WHAT THE TASK ASKS: Count each line below that has "copper" anywhere in it. Answer with the total alone.

Stored records
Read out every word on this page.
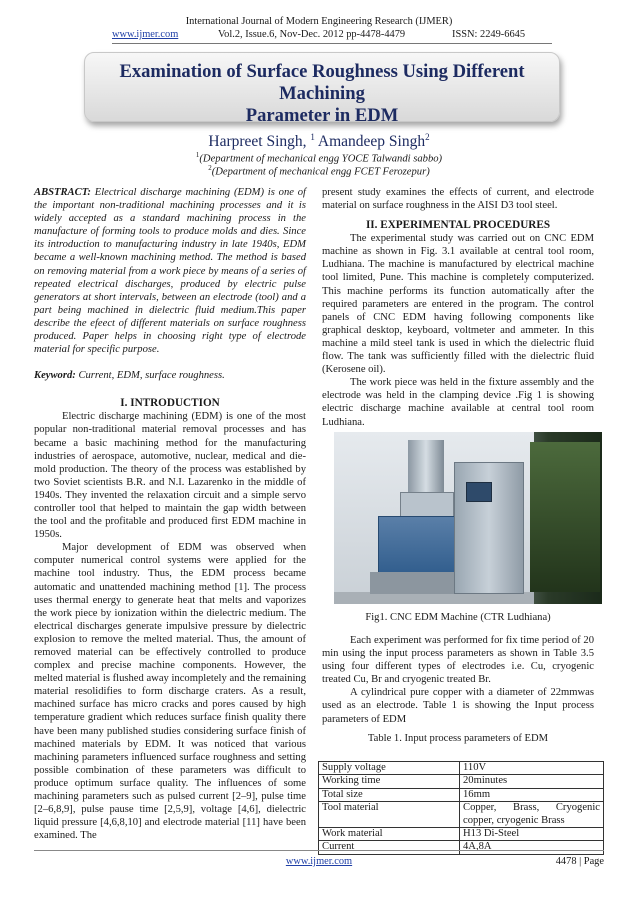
International Journal of Modern Engineering Research (IJMER)
www.ijmer.com	Vol.2, Issue.6, Nov-Dec. 2012 pp-4478-4479	ISSN: 2249-6645
Examination of Surface Roughness Using Different Machining
Parameter in EDM
Harpreet Singh, $^1$ Amandeep Singh$^2$
$^1$(Department of mechanical engg YOCE Talwandi sabbo)
$^2$(Department of mechanical engg FCET Ferozepur)

ABSTRACT: Electrical discharge machining (EDM) is one of the important non-traditional machining processes and it is widely accepted as a standard machining process in the manufacture of forming tools to produce molds and dies. Since its introduction to manufacturing industry in late 1940s, EDM became a well-known machining method. The method is based on removing material from a work piece by means of a series of repeated electrical discharges, produced by electric pulse generators at short intervals, between an electrode (tool) and a part being machined in dielectric fluid medium.This paper describe the efeect of different materials on surface roughness produced. Paper helps in choosing right type of electrode material for specific purpose.

Keyword: Current, EDM, surface roughness.

I. INTRODUCTION

Electric discharge machining (EDM) is one of the most popular non-traditional material removal processes and has became a basic machining method for the manufacturing industries of aerospace, automotive, nuclear, medical and die-mold production. The theory of the process was established by two Soviet scientists B.R. and N.I. Lazarenko in the middle of 1940s. They invented the relaxation circuit and a simple servo controller tool that helped to maintain the gap width between the tool and the profitable and produced first EDM machine in 1950s.

Major development of EDM was observed when computer numerical control systems were applied for the machine tool industry. Thus, the EDM process became automatic and unattended machining method [1]. The process uses thermal energy to generate heat that melts and vaporizes the work piece by ionization within the dielectric medium. The electrical discharges generate impulsive pressure by dielectric explosion to remove the melted material. Thus, the amount of removed material can be effectively controlled to produce complex and precise machine components. However, the melted material is flushed away incompletely and the remaining material resolidifies to form discharge craters. As a result, machined surface has micro cracks and pores caused by high temperature gradient which reduces surface finish quality there have been many published studies considering surface finish of machined materials by EDM. It was noticed that various machining parameters influenced surface roughness and setting possible combination of these parameters was difficult to produce optimum surface quality. The influences of some machining parameters such as pulsed current [2–9], pulse time [2–6,8,9], pulse pause time [2,5,9], voltage [4,6], dielectric liquid pressure [4,6,8,10] and electrode material [11] have been examined. The

present study examines the effects of current, and electrode material on surface roughness in the AISI D3 tool steel.

II. EXPERIMENTAL PROCEDURES

The experimental study was carried out on CNC EDM machine as shown in Fig. 3.1 available at central tool room, Ludhiana. The machine is manufactured by electrical machine tool limited, Pune. This machine is completely computerized. This machine performs its function automatically after the required parameters are entered in the program. The control panels of CNC EDM having following components like graphical desktop, keyboard, voltmeter and ammeter. In this machine a mild steel tank is used in which the dielectric fluid flow. The tank was sufficiently filled with the dielectric fluid (Kerosene oil).

The work piece was held in the fixture assembly and the electrode was held in the clamping device .Fig 1 is showing electric discharge machine available at central tool room Ludhiana.

Fig1. CNC EDM Machine (CTR Ludhiana)

Each experiment was performed for fix time period of 20 min using the input process parameters as shown in Table 3.5 using four different types of electrodes i.e. Cu, cryogenic treated Cu, Br and cryogenic treated Br.

A cylindrical pure copper with a diameter of 22mmwas used as an electrode. Table 1 is showing the Input process parameters of EDM

Table 1. Input process parameters of EDM

Supply voltage	110V
Working time	20minutes
Total size	16mm
Tool material	Copper, Brass, Cryogenic copper, cryogenic Brass
Work material	H13 Di-Steel
Current	4A,8A
www.ijmer.com	4478 | Page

REPLY: 2